Given text –
....................

Monday, June 24, 2013

New music from beneath the sands of Egypt

In an attempt to make the moment even more special, I felt that some quiet music might add to the occasion. Unfortunately modern archaeologists from Egypt, America, Europe, and elsewhere are unable to reliably reconstruct the long-lost melodic funeral dirges that accompanied the rites of the pharaonic dead. This being the case, I chose to foster a somewhat calming and dignified atmosphere and selected to accompany our work three Beethoven sonatas softly broadcast from a portable tape player. The melodies of the Moonlight, Pathetique, and Apposionata sonatas served as a kind of tribute, although clearly European, to a tomb from a mostly extinct culture.

....................

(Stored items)
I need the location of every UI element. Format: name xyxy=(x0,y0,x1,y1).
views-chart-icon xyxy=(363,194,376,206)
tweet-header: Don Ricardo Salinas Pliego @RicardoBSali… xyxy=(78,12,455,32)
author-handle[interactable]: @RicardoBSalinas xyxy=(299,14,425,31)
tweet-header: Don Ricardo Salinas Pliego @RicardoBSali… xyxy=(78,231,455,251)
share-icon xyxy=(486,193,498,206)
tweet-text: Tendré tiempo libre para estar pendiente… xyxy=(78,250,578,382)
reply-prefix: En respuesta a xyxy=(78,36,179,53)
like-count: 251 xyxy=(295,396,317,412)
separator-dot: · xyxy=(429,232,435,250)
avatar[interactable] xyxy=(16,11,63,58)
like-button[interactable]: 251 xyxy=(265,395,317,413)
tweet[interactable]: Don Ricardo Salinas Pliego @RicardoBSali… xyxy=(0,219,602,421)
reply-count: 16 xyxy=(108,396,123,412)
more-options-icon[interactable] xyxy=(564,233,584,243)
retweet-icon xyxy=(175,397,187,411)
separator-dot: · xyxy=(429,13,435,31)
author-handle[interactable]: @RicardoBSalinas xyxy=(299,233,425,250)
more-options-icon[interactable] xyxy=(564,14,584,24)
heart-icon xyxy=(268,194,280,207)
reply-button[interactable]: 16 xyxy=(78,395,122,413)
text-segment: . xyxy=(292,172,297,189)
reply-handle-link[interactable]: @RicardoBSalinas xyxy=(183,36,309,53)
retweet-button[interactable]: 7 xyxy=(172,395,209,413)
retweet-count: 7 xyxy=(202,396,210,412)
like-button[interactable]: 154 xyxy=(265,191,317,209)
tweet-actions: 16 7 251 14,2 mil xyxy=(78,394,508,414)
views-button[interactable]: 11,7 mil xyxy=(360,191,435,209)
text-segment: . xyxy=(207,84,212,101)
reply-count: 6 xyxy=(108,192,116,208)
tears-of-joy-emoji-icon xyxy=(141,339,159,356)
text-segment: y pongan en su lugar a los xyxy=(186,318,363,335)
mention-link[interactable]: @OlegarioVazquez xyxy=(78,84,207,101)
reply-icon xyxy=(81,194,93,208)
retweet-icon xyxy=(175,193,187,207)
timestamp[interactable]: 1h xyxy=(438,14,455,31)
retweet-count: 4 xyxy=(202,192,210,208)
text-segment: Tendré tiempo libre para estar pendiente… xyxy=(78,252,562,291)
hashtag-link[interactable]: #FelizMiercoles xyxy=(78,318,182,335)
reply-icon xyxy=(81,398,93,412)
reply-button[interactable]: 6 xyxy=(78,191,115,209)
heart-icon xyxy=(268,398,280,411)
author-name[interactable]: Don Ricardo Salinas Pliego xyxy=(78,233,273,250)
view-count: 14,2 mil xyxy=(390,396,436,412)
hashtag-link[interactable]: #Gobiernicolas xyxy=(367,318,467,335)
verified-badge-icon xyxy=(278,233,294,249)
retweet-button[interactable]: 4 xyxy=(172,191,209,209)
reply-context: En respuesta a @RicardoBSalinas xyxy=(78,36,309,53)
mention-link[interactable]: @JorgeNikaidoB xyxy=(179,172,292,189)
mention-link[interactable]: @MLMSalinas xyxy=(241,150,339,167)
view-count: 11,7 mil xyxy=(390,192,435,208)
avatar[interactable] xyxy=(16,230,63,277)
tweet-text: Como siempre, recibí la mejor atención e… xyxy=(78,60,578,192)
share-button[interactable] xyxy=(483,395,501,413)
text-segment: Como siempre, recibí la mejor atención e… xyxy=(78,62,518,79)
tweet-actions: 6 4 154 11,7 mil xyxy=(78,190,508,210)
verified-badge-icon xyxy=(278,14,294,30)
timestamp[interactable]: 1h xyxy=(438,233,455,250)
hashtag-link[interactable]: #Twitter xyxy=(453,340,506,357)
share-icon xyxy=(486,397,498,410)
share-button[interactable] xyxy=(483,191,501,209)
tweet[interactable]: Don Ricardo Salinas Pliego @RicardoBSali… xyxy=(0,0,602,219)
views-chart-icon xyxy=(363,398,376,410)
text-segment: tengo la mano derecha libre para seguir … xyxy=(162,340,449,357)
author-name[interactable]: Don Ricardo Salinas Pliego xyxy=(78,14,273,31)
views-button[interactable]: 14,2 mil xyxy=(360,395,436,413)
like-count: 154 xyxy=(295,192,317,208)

....................

What to work on –
Resume the blog post about playing Beethoven at an Egyptian tomb, picking up right after its final sentence.

Response to the exercise –
That description of the opening of tomb KV60 in King's Valley, near Luxor, Egypt in 1989 is taken from Beneath the Sands of Egypt: Adventures of an Unconventional Archaeologist by Donald Ryan. From the 16th to 11th century BCE tombs were constructed for the Pharaohs and powerful nobles of the New Kingdom in the King's Valley, with the most famous of the tombs being that of Tutankhamun. The King's Valley inspired the eponymous suite for small ensemble composed by Egyptian oud master Hussein El Masry (b.1952). Just as the Beethoven-broadcasting Donald Ryan is an unconventional archaeologist, so Hussein El Masry is an unconventional musician. Trained in Arabic classical music, he expresses his credo of "Art does not renovate itself, it's the artist who must renew himself" by experimenting beyond classical boundaries. In King's Valley the traditional oud, darboukas, tablas and quanoun are joined - sparingly - by guitar, violin and keyboards. On Between the Nile and the Ganges he is joined by Nepalese sitar player Narendra Bataju, who was a pupil of Ravi Shakar, and two percussionists in a fifty-four minute dialogue between oud and sitar based on Indian ragas. King's Valley on the French Kardum label has limited availability while Between the Nile and the Ganges, which I particularly recommend, is readily available from the admirable Institut du Monde Arabe label - sample it here. Donald Ryan laments the absence of reconstructed pharaonic funeral dirges, however the sacred music of the Copts is thought to date back to the same time - read about it in The primordial sounds of a 5000 year old gospel choir.


* On An Overgrown Path is going underground in the King's Valley and elsewhere in Egypt, so will be off-air for a while - see you soon.